SET PROBLEM
Pictures do not belong in the copy, so please give every entry below again exactly.

— START RECORDED DATA —

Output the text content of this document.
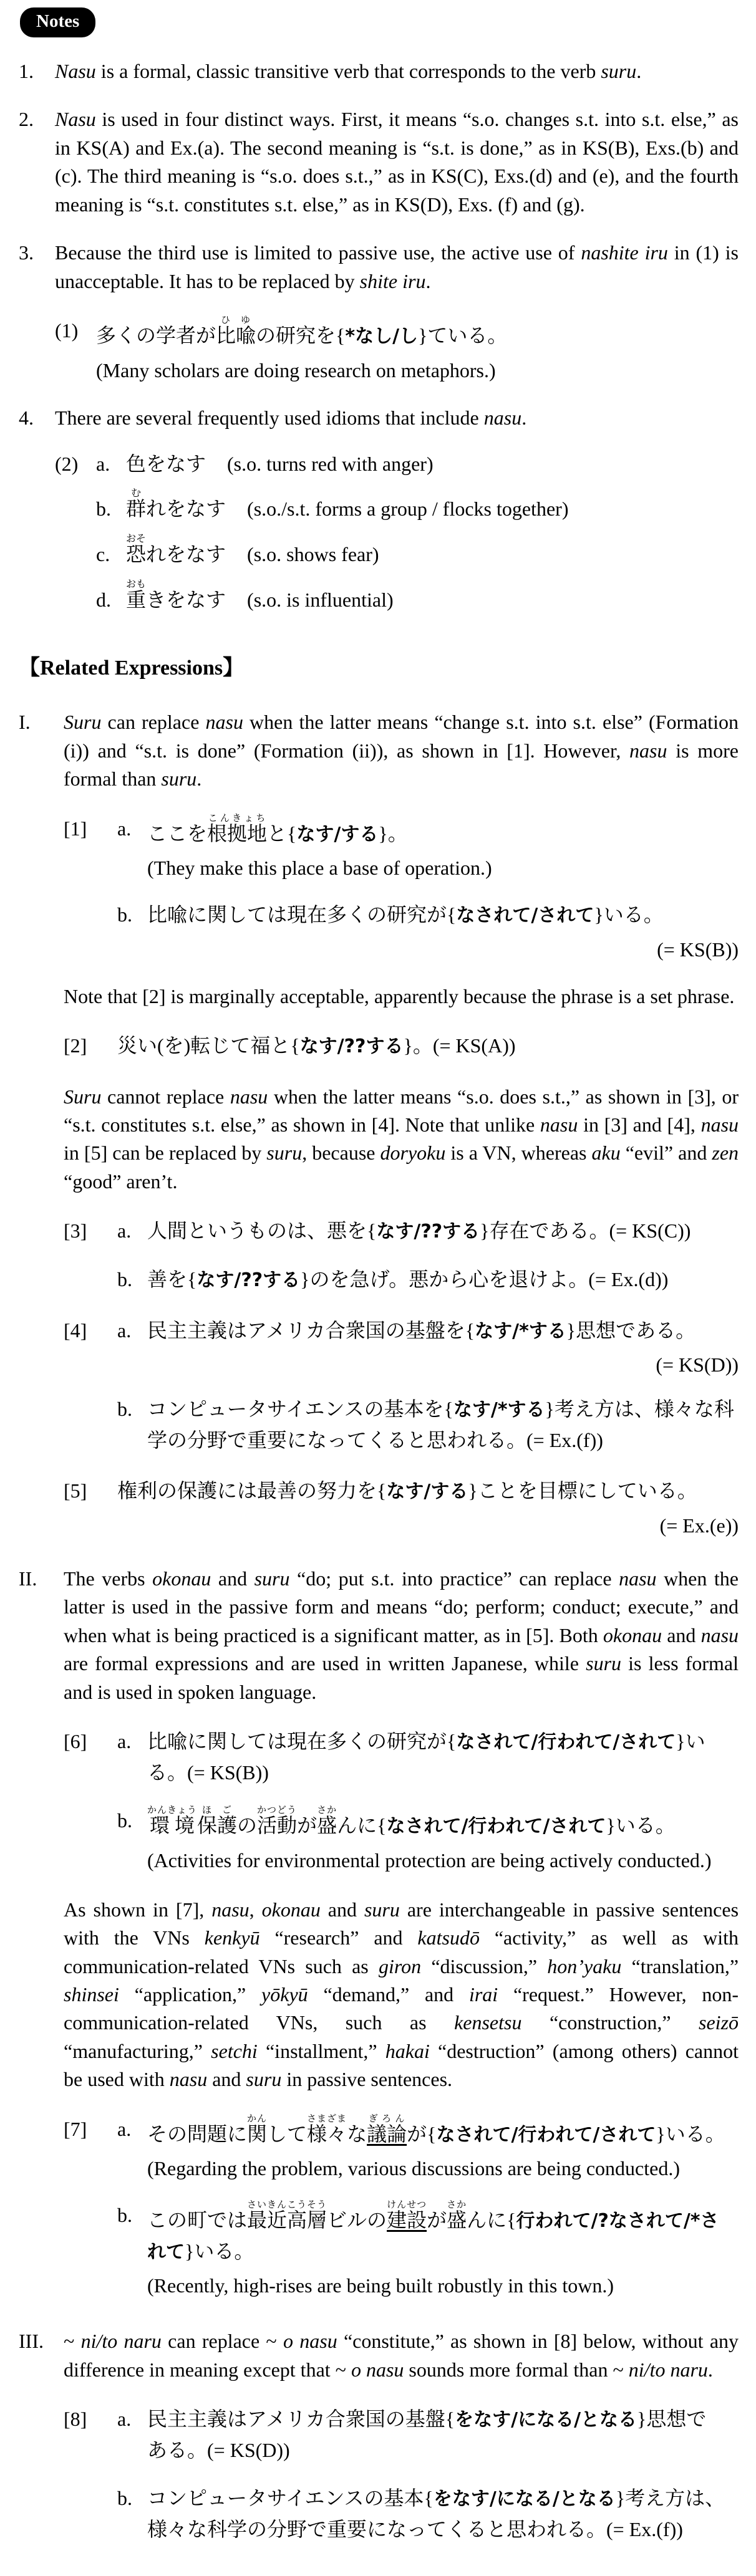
Notes
1.	Nasu is a formal, classic transitive verb that corresponds to the verb suru.

2.	Nasu is used in four distinct ways. First, it means “s.o. changes s.t. into s.t. else,” as in KS(A) and Ex.(a). The second meaning is “s.t. is done,” as in KS(B), Exs.(b) and (c). The third meaning is “s.o. does s.t.,” as in KS(C), Exs.(d) and (e), and the fourth meaning is “s.t. constitutes s.t. else,” as in KS(D), Exs. (f) and (g).

3.	Because the third use is limited to passive use, the active use of nashite iru in (1) is unacceptable. It has to be replaced by shite iru.

(1) 多くの学者が比喩ひゆの研究を{*なし/し}ている。
(Many scholars are doing research on metaphors.)
4.	There are several frequently used idioms that include nasu.

(2) a. 色をなす (s.o. turns red with anger)
b. 群むれをなす (s.o./s.t. forms a group / flocks together)
c. 恐おそれをなす (s.o. shows fear)
d. 重おもきをなす (s.o. is influential)
【Related Expressions】
I.	Suru can replace nasu when the latter means “change s.t. into s.t. else” (Formation (i)) and “s.t. is done” (Formation (ii)), as shown in [1]. However, nasu is more formal than suru.

[1]	a. ここを根拠地こんきょちと{なす/する}。
(They make this place a base of operation.)
b. 比喩に関しては現在多くの研究が{なされて/されて}いる。
(= KS(B))

Note that [2] is marginally acceptable, apparently because the phrase is a set phrase.

[2]	災い(を)転じて福と{なす/??する}。(= KS(A))

Suru cannot replace nasu when the latter means “s.o. does s.t.,” as shown in [3], or “s.t. constitutes s.t. else,” as shown in [4]. Note that unlike nasu in [3] and [4], nasu in [5] can be replaced by suru, because doryoku is a VN, whereas aku “evil” and zen “good” aren’t.

[3]	a. 人間というものは、悪を{なす/??する}存在である。(= KS(C))
b. 善を{なす/??する}のを急げ。悪から心を退けよ。(= Ex.(d))
[4]	a. 民主主義はアメリカ合衆国の基盤を{なす/*する}思想である。
(= KS(D))
b. コンピュータサイエンスの基本を{なす/*する}考え方は、様々な科
学の分野で重要になってくると思われる。(= Ex.(f))
[5]	権利の保護には最善の努力を{なす/する}ことを目標にしている。
(= Ex.(e))
II.	The verbs okonau and suru “do; put s.t. into practice” can replace nasu when the latter is used in the passive form and means “do; perform; conduct; execute,” and when what is being practiced is a significant matter, as in [5]. Both okonau and nasu are formal expressions and are used in written Japanese, while suru is less formal and is used in spoken language.

[6]	a. 比喩に関しては現在多くの研究が{なされて/行われて/されて}い
る。(= KS(B))
b. 環境かんきょう保護ほごの活動かつどうが盛さかんに{なされて/行われて/されて}いる。
(Activities for environmental protection are being actively conducted.)

As shown in [7], nasu, okonau and suru are interchangeable in passive sentences with the VNs kenkyū “research” and katsudō “activity,” as well as with communication-related VNs such as giron “discussion,” hon’yaku “translation,” shinsei “application,” yōkyū “demand,” and irai “request.” However, non-communication-related VNs, such as kensetsu “construction,” seizō “manufacturing,” setchi “installment,” hakai “destruction” (among others) cannot be used with nasu and suru in passive sentences.

[7]	a. その問題に関かんして様々さまざまな議論ぎろんが{なされて/行われて/されて}いる。
(Regarding the problem, various discussions are being conducted.)
b. この町では最近さいきん高層こうそうビルの建設けんせつが盛さかんに{行われて/?なされて/*さ
れて}いる。
(Recently, high-rises are being built robustly in this town.)
III.	~ ni/to naru can replace ~ o nasu “constitute,” as shown in [8] below, without any difference in meaning except that ~ o nasu sounds more formal than ~ ni/to naru.

[8]	a. 民主主義はアメリカ合衆国の基盤{をなす/になる/となる}思想で
ある。(= KS(D))
b. コンピュータサイエンスの基本{をなす/になる/となる}考え方は、
様々な科学の分野で重要になってくると思われる。(= Ex.(f))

— END RECORDED DATA —

WORKED ANSWER
Output the text content of this document.
Notes
1.	Nasu is a formal, classic transitive verb that corresponds to the verb suru.

2.	Nasu is used in four distinct ways. First, it means “s.o. changes s.t. into s.t. else,” as in KS(A) and Ex.(a). The second meaning is “s.t. is done,” as in KS(B), Exs.(b) and (c). The third meaning is “s.o. does s.t.,” as in KS(C), Exs.(d) and (e), and the fourth meaning is “s.t. constitutes s.t. else,” as in KS(D), Exs. (f) and (g).

3.	Because the third use is limited to passive use, the active use of nashite iru in (1) is unacceptable. It has to be replaced by shite iru.

(1) 多くの学者が比喩ひゆの研究を{*なし/し}ている。
(Many scholars are doing research on metaphors.)
4.	There are several frequently used idioms that include nasu.

(2) a. 色をなす (s.o. turns red with anger)
b. 群むれをなす (s.o./s.t. forms a group / flocks together)
c. 恐おそれをなす (s.o. shows fear)
d. 重おもきをなす (s.o. is influential)
【Related Expressions】
I.	Suru can replace nasu when the latter means “change s.t. into s.t. else” (Formation (i)) and “s.t. is done” (Formation (ii)), as shown in [1]. However, nasu is more formal than suru.

[1]	a. ここを根拠地こんきょちと{なす/する}。
(They make this place a base of operation.)
b. 比喩に関しては現在多くの研究が{なされて/されて}いる。
(= KS(B))

Note that [2] is marginally acceptable, apparently because the phrase is a set phrase.

[2]	災い(を)転じて福と{なす/??する}。(= KS(A))

Suru cannot replace nasu when the latter means “s.o. does s.t.,” as shown in [3], or “s.t. constitutes s.t. else,” as shown in [4]. Note that unlike nasu in [3] and [4], nasu in [5] can be replaced by suru, because doryoku is a VN, whereas aku “evil” and zen “good” aren’t.

[3]	a. 人間というものは、悪を{なす/??する}存在である。(= KS(C))
b. 善を{なす/??する}のを急げ。悪から心を退けよ。(= Ex.(d))
[4]	a. 民主主義はアメリカ合衆国の基盤を{なす/*する}思想である。
(= KS(D))
b. コンピュータサイエンスの基本を{なす/*する}考え方は、様々な科
学の分野で重要になってくると思われる。(= Ex.(f))
[5]	権利の保護には最善の努力を{なす/する}ことを目標にしている。
(= Ex.(e))
II.	The verbs okonau and suru “do; put s.t. into practice” can replace nasu when the latter is used in the passive form and means “do; perform; conduct; execute,” and when what is being practiced is a significant matter, as in [5]. Both okonau and nasu are formal expressions and are used in written Japanese, while suru is less formal and is used in spoken language.

[6]	a. 比喩に関しては現在多くの研究が{なされて/行われて/されて}い
る。(= KS(B))
b. 環境かんきょう保護ほごの活動かつどうが盛さかんに{なされて/行われて/されて}いる。
(Activities for environmental protection are being actively conducted.)

As shown in [7], nasu, okonau and suru are interchangeable in passive sentences with the VNs kenkyū “research” and katsudō “activity,” as well as with communication-related VNs such as giron “discussion,” hon’yaku “translation,” shinsei “application,” yōkyū “demand,” and irai “request.” However, non-communication-related VNs, such as kensetsu “construction,” seizō “manufacturing,” setchi “installment,” hakai “destruction” (among others) cannot be used with nasu and suru in passive sentences.

[7]	a. その問題に関かんして様々さまざまな議論ぎろんが{なされて/行われて/されて}いる。
(Regarding the problem, various discussions are being conducted.)
b. この町では最近さいきん高層こうそうビルの建設けんせつが盛さかんに{行われて/?なされて/*さ
れて}いる。
(Recently, high-rises are being built robustly in this town.)
III.	~ ni/to naru can replace ~ o nasu “constitute,” as shown in [8] below, without any difference in meaning except that ~ o nasu sounds more formal than ~ ni/to naru.

[8]	a. 民主主義はアメリカ合衆国の基盤{をなす/になる/となる}思想で
ある。(= KS(D))
b. コンピュータサイエンスの基本{をなす/になる/となる}考え方は、
様々な科学の分野で重要になってくると思われる。(= Ex.(f))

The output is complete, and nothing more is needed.